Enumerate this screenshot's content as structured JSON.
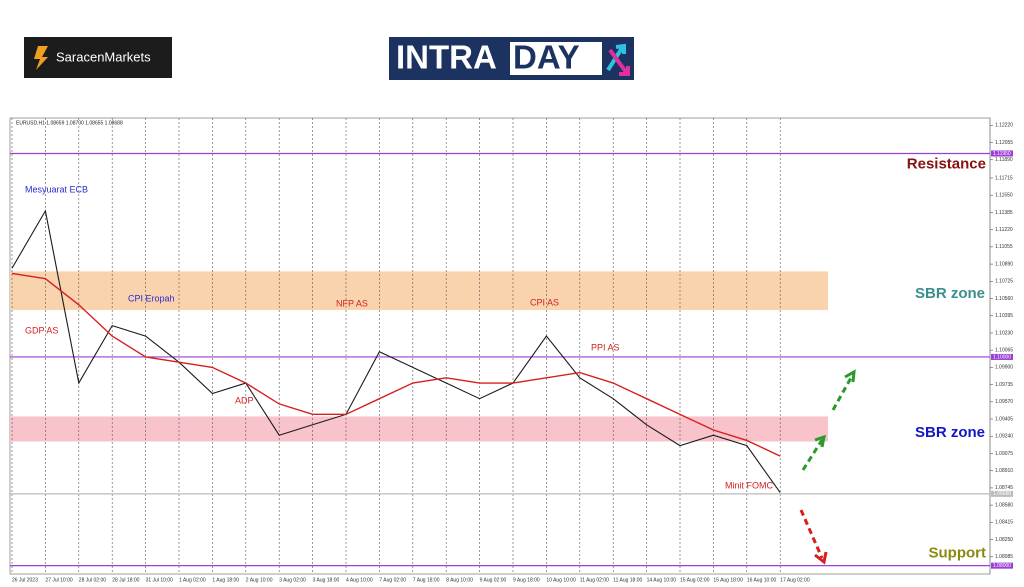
{
  "brand": {
    "left": "SaracenMarkets",
    "right": {
      "part1": "INTRA",
      "part2": "DAY"
    }
  },
  "chart_data": {
    "type": "line",
    "header": "EURUSD,H1 1.08659 1.08700 1.08655 1.08688",
    "categories": [
      "26 Jul 2023",
      "27 Jul 10:00",
      "28 Jul 02:00",
      "28 Jul 18:00",
      "31 Jul 10:00",
      "1 Aug 02:00",
      "1 Aug 18:00",
      "2 Aug 10:00",
      "3 Aug 02:00",
      "3 Aug 18:00",
      "4 Aug 10:00",
      "7 Aug 02:00",
      "7 Aug 18:00",
      "8 Aug 10:00",
      "9 Aug 02:00",
      "9 Aug 18:00",
      "10 Aug 10:00",
      "11 Aug 02:00",
      "11 Aug 18:00",
      "14 Aug 10:00",
      "15 Aug 02:00",
      "15 Aug 18:00",
      "16 Aug 10:00",
      "17 Aug 02:00"
    ],
    "series": [
      {
        "color": "#1a1a1a",
        "values": [
          1.1085,
          1.114,
          1.0975,
          1.103,
          1.102,
          1.0995,
          1.0965,
          1.0975,
          1.0925,
          1.0935,
          1.0945,
          1.1005,
          1.099,
          1.0975,
          1.096,
          1.0975,
          1.102,
          1.098,
          1.096,
          1.0935,
          1.0915,
          1.0925,
          1.0915,
          1.087
        ]
      },
      {
        "color": "#d62020",
        "values": [
          1.108,
          1.1075,
          1.105,
          1.102,
          1.1,
          1.0995,
          1.099,
          1.0975,
          1.0955,
          1.0945,
          1.0945,
          1.096,
          1.0975,
          1.098,
          1.0975,
          1.0975,
          1.098,
          1.0985,
          1.0975,
          1.096,
          1.0945,
          1.093,
          1.092,
          1.0905
        ]
      }
    ],
    "ylim": [
      1.0792,
      1.1229
    ],
    "yticks": [
      {
        "value": 1.1222,
        "label": "1.12220"
      },
      {
        "value": 1.12055,
        "label": "1.12055"
      },
      {
        "value": 1.1189,
        "label": "1.11890"
      },
      {
        "value": 1.11715,
        "label": "1.11715"
      },
      {
        "value": 1.1155,
        "label": "1.11550"
      },
      {
        "value": 1.11385,
        "label": "1.11385"
      },
      {
        "value": 1.1122,
        "label": "1.11220"
      },
      {
        "value": 1.11055,
        "label": "1.11055"
      },
      {
        "value": 1.1089,
        "label": "1.10890"
      },
      {
        "value": 1.10725,
        "label": "1.10725"
      },
      {
        "value": 1.1056,
        "label": "1.10560"
      },
      {
        "value": 1.10395,
        "label": "1.10395"
      },
      {
        "value": 1.1023,
        "label": "1.10230"
      },
      {
        "value": 1.10065,
        "label": "1.10065"
      },
      {
        "value": 1.099,
        "label": "1.09900"
      },
      {
        "value": 1.09735,
        "label": "1.09735"
      },
      {
        "value": 1.0957,
        "label": "1.09570"
      },
      {
        "value": 1.09405,
        "label": "1.09405"
      },
      {
        "value": 1.0924,
        "label": "1.09240"
      },
      {
        "value": 1.09075,
        "label": "1.09075"
      },
      {
        "value": 1.0891,
        "label": "1.08910"
      },
      {
        "value": 1.08745,
        "label": "1.08745"
      },
      {
        "value": 1.0858,
        "label": "1.08580"
      },
      {
        "value": 1.08415,
        "label": "1.08415"
      },
      {
        "value": 1.0825,
        "label": "1.08250"
      },
      {
        "value": 1.08085,
        "label": "1.08085"
      }
    ],
    "levels": [
      {
        "value": 1.1195,
        "label": "1.11950",
        "color": "#9b3fd6",
        "name": "Resistance",
        "name_color": "#8b1010"
      },
      {
        "value": 1.1,
        "label": "1.10000",
        "color": "#9b3fd6"
      },
      {
        "value": 1.08688,
        "label": "1.08688",
        "color": "#bbbbbb"
      },
      {
        "value": 1.08,
        "label": "1.08000",
        "color": "#9b3fd6",
        "name": "Support",
        "name_color": "#8a8a10"
      }
    ],
    "zones": [
      {
        "from": 1.1045,
        "to": 1.1082,
        "color": "#f9d3ad",
        "name": "SBR zone",
        "name_color": "#3a8f8f"
      },
      {
        "from": 1.0919,
        "to": 1.0943,
        "color": "#f9c3cb",
        "name": "SBR zone",
        "name_color": "#1515c8"
      }
    ],
    "annotations": [
      {
        "text": "Mesyuarat ECB",
        "color": "#2a2ad0"
      },
      {
        "text": "GDP AS",
        "color": "#d62020"
      },
      {
        "text": "CPI Eropah",
        "color": "#2a2ad0"
      },
      {
        "text": "NFP AS",
        "color": "#d62020"
      },
      {
        "text": "ADP",
        "color": "#d62020"
      },
      {
        "text": "CPI AS",
        "color": "#d62020"
      },
      {
        "text": "PPI AS",
        "color": "#d62020"
      },
      {
        "text": "Minit FOMC",
        "color": "#d62020"
      }
    ],
    "grid": true
  }
}
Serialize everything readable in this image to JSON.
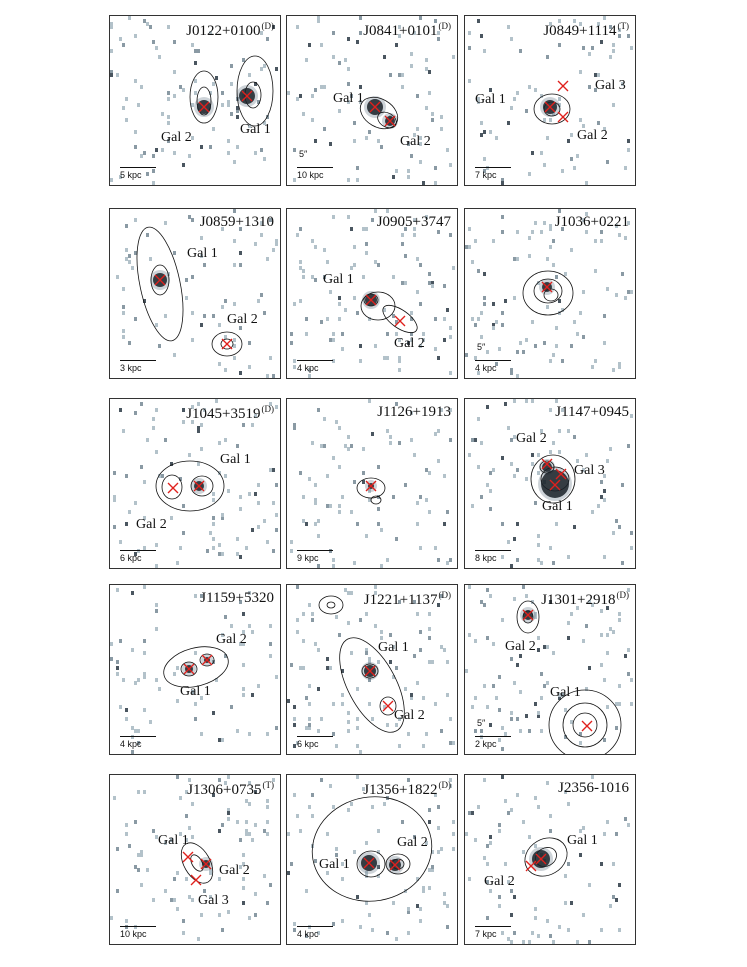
{
  "figure": {
    "panels": [
      {
        "id": "J0122",
        "title": "J0122+0100",
        "sup": "(D)",
        "scale": "5 kpc",
        "arcsec": "",
        "labels": [
          {
            "text": "Gal 2"
          },
          {
            "text": "Gal 1"
          }
        ]
      },
      {
        "id": "J0841",
        "title": "J0841+0101",
        "sup": "(D)",
        "scale": "10 kpc",
        "arcsec": "5″",
        "labels": [
          {
            "text": "Gal 1"
          },
          {
            "text": "Gal 2"
          }
        ]
      },
      {
        "id": "J0849",
        "title": "J0849+1114",
        "sup": "(T)",
        "scale": "7 kpc",
        "arcsec": "",
        "labels": [
          {
            "text": "Gal 1"
          },
          {
            "text": "Gal 3"
          },
          {
            "text": "Gal 2"
          }
        ]
      },
      {
        "id": "J0859",
        "title": "J0859+1310",
        "sup": "",
        "scale": "3 kpc",
        "arcsec": "",
        "labels": [
          {
            "text": "Gal 1"
          },
          {
            "text": "Gal 2"
          }
        ]
      },
      {
        "id": "J0905",
        "title": "J0905+3747",
        "sup": "",
        "scale": "4 kpc",
        "arcsec": "",
        "labels": [
          {
            "text": "Gal 1"
          },
          {
            "text": "Gal 2"
          }
        ]
      },
      {
        "id": "J1036",
        "title": "J1036+0221",
        "sup": "",
        "scale": "4 kpc",
        "arcsec": "5″",
        "labels": []
      },
      {
        "id": "J1045",
        "title": "J1045+3519",
        "sup": "(D)",
        "scale": "6 kpc",
        "arcsec": "",
        "labels": [
          {
            "text": "Gal 1"
          },
          {
            "text": "Gal 2"
          }
        ]
      },
      {
        "id": "J1126",
        "title": "J1126+1913",
        "sup": "",
        "scale": "9 kpc",
        "arcsec": "",
        "labels": []
      },
      {
        "id": "J1147",
        "title": "J1147+0945",
        "sup": "",
        "scale": "8 kpc",
        "arcsec": "",
        "labels": [
          {
            "text": "Gal 2"
          },
          {
            "text": "Gal 3"
          },
          {
            "text": "Gal 1"
          }
        ]
      },
      {
        "id": "J1159",
        "title": "J1159+5320",
        "sup": "",
        "scale": "4 kpc",
        "arcsec": "",
        "labels": [
          {
            "text": "Gal 2"
          },
          {
            "text": "Gal 1"
          }
        ]
      },
      {
        "id": "J1221",
        "title": "J1221+1137",
        "sup": "(D)",
        "scale": "6 kpc",
        "arcsec": "",
        "labels": [
          {
            "text": "Gal 1"
          },
          {
            "text": "Gal 2"
          }
        ]
      },
      {
        "id": "J1301",
        "title": "J1301+2918",
        "sup": "(D)",
        "scale": "2 kpc",
        "arcsec": "5″",
        "labels": [
          {
            "text": "Gal 2"
          },
          {
            "text": "Gal 1"
          }
        ]
      },
      {
        "id": "J1306",
        "title": "J1306+0735",
        "sup": "(T)",
        "scale": "10 kpc",
        "arcsec": "",
        "labels": [
          {
            "text": "Gal 1"
          },
          {
            "text": "Gal 2"
          },
          {
            "text": "Gal 3"
          }
        ]
      },
      {
        "id": "J1356",
        "title": "J1356+1822",
        "sup": "(D)",
        "scale": "4 kpc",
        "arcsec": "",
        "labels": [
          {
            "text": "Gal 2"
          },
          {
            "text": "Gal 1"
          }
        ]
      },
      {
        "id": "J2356",
        "title": "J2356-1016",
        "sup": "",
        "scale": "7 kpc",
        "arcsec": "",
        "labels": [
          {
            "text": "Gal 1"
          },
          {
            "text": "Gal 2"
          }
        ]
      }
    ]
  }
}
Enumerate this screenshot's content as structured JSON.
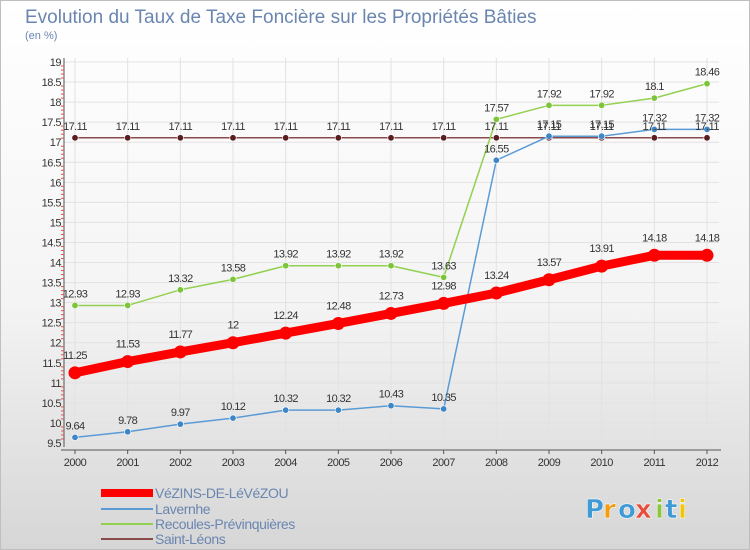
{
  "chart_data": {
    "type": "line",
    "title": "Evolution du Taux de Taxe Foncière sur les Propriétés Bâties",
    "subtitle": "(en %)",
    "x": [
      "2000",
      "2001",
      "2002",
      "2003",
      "2004",
      "2005",
      "2006",
      "2007",
      "2008",
      "2009",
      "2010",
      "2011",
      "2012"
    ],
    "yticks": [
      "9.5",
      "10",
      "10.5",
      "11",
      "11.5",
      "12",
      "12.5",
      "13",
      "13.5",
      "14",
      "14.5",
      "15",
      "15.5",
      "16",
      "16.5",
      "17",
      "17.5",
      "18",
      "18.5",
      "19"
    ],
    "ylim": [
      9.5,
      19
    ],
    "series": [
      {
        "name": "VéZINS-DE-LéVéZOU",
        "color": "#ff0000",
        "values": [
          11.25,
          11.53,
          11.77,
          12,
          12.24,
          12.48,
          12.73,
          12.98,
          13.24,
          13.57,
          13.91,
          14.18,
          14.18
        ],
        "labels": [
          "11.25",
          "11.53",
          "11.77",
          "12",
          "12.24",
          "12.48",
          "12.73",
          "12.98",
          "13.24",
          "13.57",
          "13.91",
          "14.18",
          "14.18"
        ]
      },
      {
        "name": "Lavernhe",
        "color": "#5b9bd5",
        "values": [
          9.64,
          9.78,
          9.97,
          10.12,
          10.32,
          10.32,
          10.43,
          10.35,
          16.55,
          17.15,
          17.15,
          17.32,
          17.32
        ],
        "labels": [
          "9.64",
          "9.78",
          "9.97",
          "10.12",
          "10.32",
          "10.32",
          "10.43",
          "10.35",
          "16.55",
          "17.15",
          "17.15",
          "17.32",
          "17.32"
        ]
      },
      {
        "name": "Recoules-Prévinquières",
        "color": "#92d050",
        "values": [
          12.93,
          12.93,
          13.32,
          13.58,
          13.92,
          13.92,
          13.92,
          13.63,
          17.57,
          17.92,
          17.92,
          18.1,
          18.46
        ],
        "labels": [
          "12.93",
          "12.93",
          "13.32",
          "13.58",
          "13.92",
          "13.92",
          "13.92",
          "13.63",
          "17.57",
          "17.92",
          "17.92",
          "18.1",
          "18.46"
        ]
      },
      {
        "name": "Saint-Léons",
        "color": "#8b4a4a",
        "values": [
          17.11,
          17.11,
          17.11,
          17.11,
          17.11,
          17.11,
          17.11,
          17.11,
          17.11,
          17.11,
          17.11,
          17.11,
          17.11
        ],
        "labels": [
          "17.11",
          "17.11",
          "17.11",
          "17.11",
          "17.11",
          "17.11",
          "17.11",
          "17.11",
          "17.11",
          "17.11",
          "17.11",
          "17.11",
          "17.11"
        ]
      }
    ],
    "legend": [
      "VéZINS-DE-LéVéZOU",
      "Lavernhe",
      "Recoules-Prévinquières",
      "Saint-Léons"
    ],
    "legend_position": "bottom-left"
  },
  "brand": {
    "letters": [
      "P",
      "r",
      "o",
      "x",
      "i",
      "t",
      "i"
    ],
    "colors": [
      "#3f9ad6",
      "#f39c12",
      "#3f9ad6",
      "#e74c3c",
      "#8cc63f",
      "#3f9ad6",
      "#f1c40f"
    ]
  }
}
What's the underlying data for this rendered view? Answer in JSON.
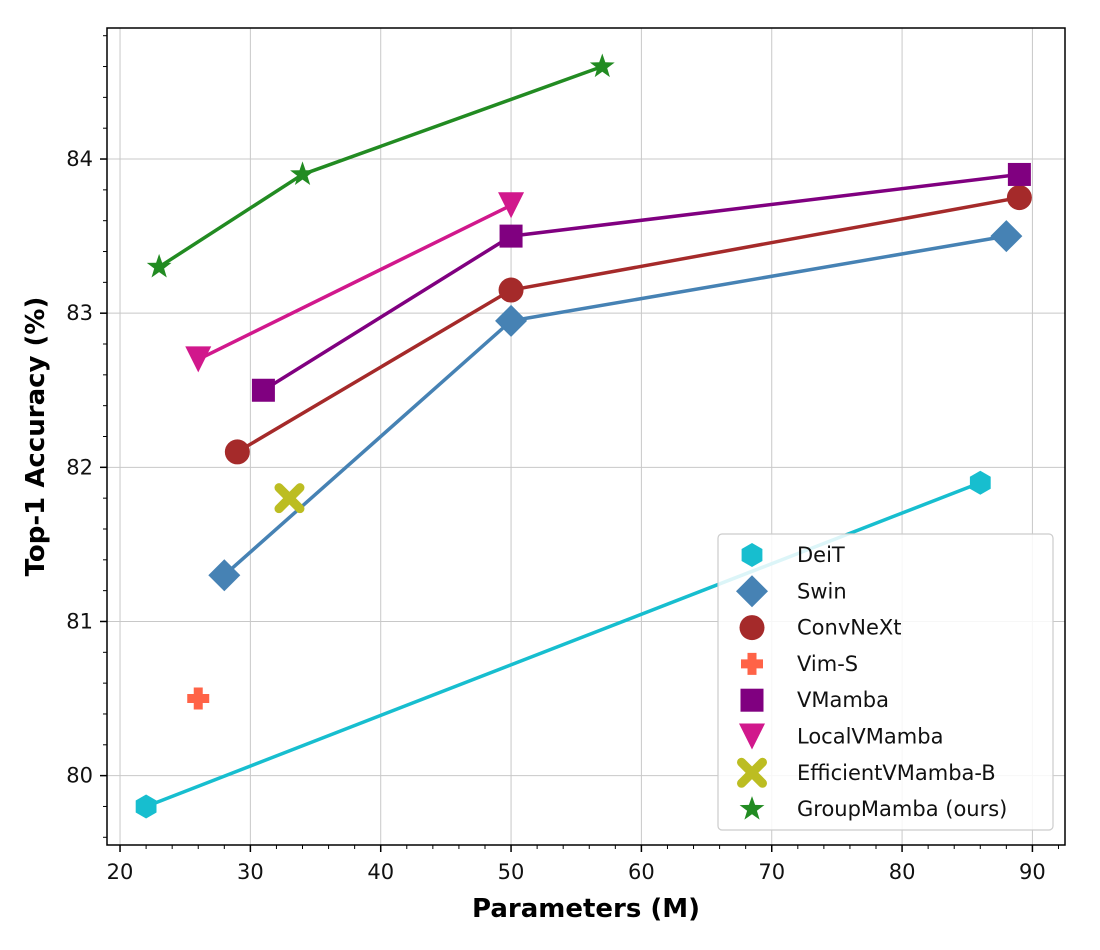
{
  "chart_data": {
    "type": "scatter",
    "xlabel": "Parameters (M)",
    "ylabel": "Top-1 Accuracy (%)",
    "xlim": [
      19,
      92.5
    ],
    "ylim": [
      79.55,
      84.85
    ],
    "xticks": [
      20,
      30,
      40,
      50,
      60,
      70,
      80,
      90
    ],
    "yticks": [
      80,
      81,
      82,
      83,
      84
    ],
    "grid": true,
    "legend_position": "bottom-right",
    "series": [
      {
        "name": "DeiT",
        "color": "#17becf",
        "marker": "hexagon",
        "line": true,
        "points": [
          [
            22,
            79.8
          ],
          [
            86,
            81.9
          ]
        ]
      },
      {
        "name": "Swin",
        "color": "#4682b4",
        "marker": "diamond",
        "line": true,
        "points": [
          [
            28,
            81.3
          ],
          [
            50,
            82.95
          ],
          [
            88,
            83.5
          ]
        ]
      },
      {
        "name": "ConvNeXt",
        "color": "#a52a2a",
        "marker": "circle",
        "line": true,
        "points": [
          [
            29,
            82.1
          ],
          [
            50,
            83.15
          ],
          [
            89,
            83.75
          ]
        ]
      },
      {
        "name": "Vim-S",
        "color": "#ff6347",
        "marker": "plus",
        "line": false,
        "points": [
          [
            26,
            80.5
          ]
        ]
      },
      {
        "name": "VMamba",
        "color": "#800080",
        "marker": "square",
        "line": true,
        "points": [
          [
            31,
            82.5
          ],
          [
            50,
            83.5
          ],
          [
            89,
            83.9
          ]
        ]
      },
      {
        "name": "LocalVMamba",
        "color": "#d1188c",
        "marker": "triangle-down",
        "line": true,
        "points": [
          [
            26,
            82.7
          ],
          [
            50,
            83.7
          ]
        ]
      },
      {
        "name": "EfficientVMamba-B",
        "color": "#bcbd22",
        "marker": "x",
        "line": false,
        "points": [
          [
            33,
            81.8
          ]
        ]
      },
      {
        "name": "GroupMamba (ours)",
        "color": "#228b22",
        "marker": "star",
        "line": true,
        "points": [
          [
            23,
            83.3
          ],
          [
            34,
            83.9
          ],
          [
            57,
            84.6
          ]
        ]
      }
    ]
  }
}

* * *

→ Work to do
Examine the records and pull out every line where the string "Prévinquières" occurs.

→ Answer to this problem
        "name": "Recoules-Prévinquières",
      "Recoules-Prévinquières",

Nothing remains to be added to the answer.